Set problem:
Every entry below must appear again, exactly as written.

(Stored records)
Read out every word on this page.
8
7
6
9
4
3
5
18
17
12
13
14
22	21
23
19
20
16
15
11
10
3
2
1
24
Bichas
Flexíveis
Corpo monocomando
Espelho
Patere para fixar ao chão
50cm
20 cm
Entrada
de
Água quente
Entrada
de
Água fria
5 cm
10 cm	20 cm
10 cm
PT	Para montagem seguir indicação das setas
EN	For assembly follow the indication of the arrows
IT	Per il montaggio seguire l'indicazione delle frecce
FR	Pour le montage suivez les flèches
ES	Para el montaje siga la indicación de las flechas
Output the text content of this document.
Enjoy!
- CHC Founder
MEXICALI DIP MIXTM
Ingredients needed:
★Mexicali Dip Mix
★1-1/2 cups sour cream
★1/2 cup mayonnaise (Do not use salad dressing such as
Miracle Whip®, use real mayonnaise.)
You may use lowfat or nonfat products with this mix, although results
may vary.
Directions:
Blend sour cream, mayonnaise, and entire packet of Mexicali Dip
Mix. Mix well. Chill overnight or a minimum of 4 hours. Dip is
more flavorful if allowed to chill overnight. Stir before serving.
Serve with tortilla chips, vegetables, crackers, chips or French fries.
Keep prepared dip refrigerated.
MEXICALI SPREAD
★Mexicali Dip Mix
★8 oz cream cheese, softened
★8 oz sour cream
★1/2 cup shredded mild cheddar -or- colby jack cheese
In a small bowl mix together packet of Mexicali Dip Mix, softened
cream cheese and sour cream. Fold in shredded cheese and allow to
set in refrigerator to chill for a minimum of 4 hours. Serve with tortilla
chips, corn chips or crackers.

Written answer:
Read out every word on this page.
8
7
6
9
4
3
5
18
17
12
13
14
22	21
23
19
20
16
15
11
10
3
2
1
24
Bichas
Flexíveis
Corpo monocomando
Espelho
Patere para fixar ao chão
50cm
20 cm
Entrada
de
Água quente
Entrada
de
Água fria
5 cm
10 cm	20 cm
10 cm
PT	Para montagem seguir indicação das setas
EN	For assembly follow the indication of the arrows
IT	Per il montaggio seguire l'indicazione delle frecce
FR	Pour le montage suivez les flèches
ES	Para el montaje siga la indicación de las flechas
Output the text content of this document.
Enjoy!
- CHC Founder
MEXICALI DIP MIXTM
Ingredients needed:
★Mexicali Dip Mix
★1-1/2 cups sour cream
★1/2 cup mayonnaise (Do not use salad dressing such as
Miracle Whip®, use real mayonnaise.)
You may use lowfat or nonfat products with this mix, although results
may vary.
Directions:
Blend sour cream, mayonnaise, and entire packet of Mexicali Dip
Mix. Mix well. Chill overnight or a minimum of 4 hours. Dip is
more flavorful if allowed to chill overnight. Stir before serving.
Serve with tortilla chips, vegetables, crackers, chips or French fries.
Keep prepared dip refrigerated.
MEXICALI SPREAD
★Mexicali Dip Mix
★8 oz cream cheese, softened
★8 oz sour cream
★1/2 cup shredded mild cheddar -or- colby jack cheese
In a small bowl mix together packet of Mexicali Dip Mix, softened
cream cheese and sour cream. Fold in shredded cheese and allow to
set in refrigerator to chill for a minimum of 4 hours. Serve with tortilla
chips, corn chips or crackers.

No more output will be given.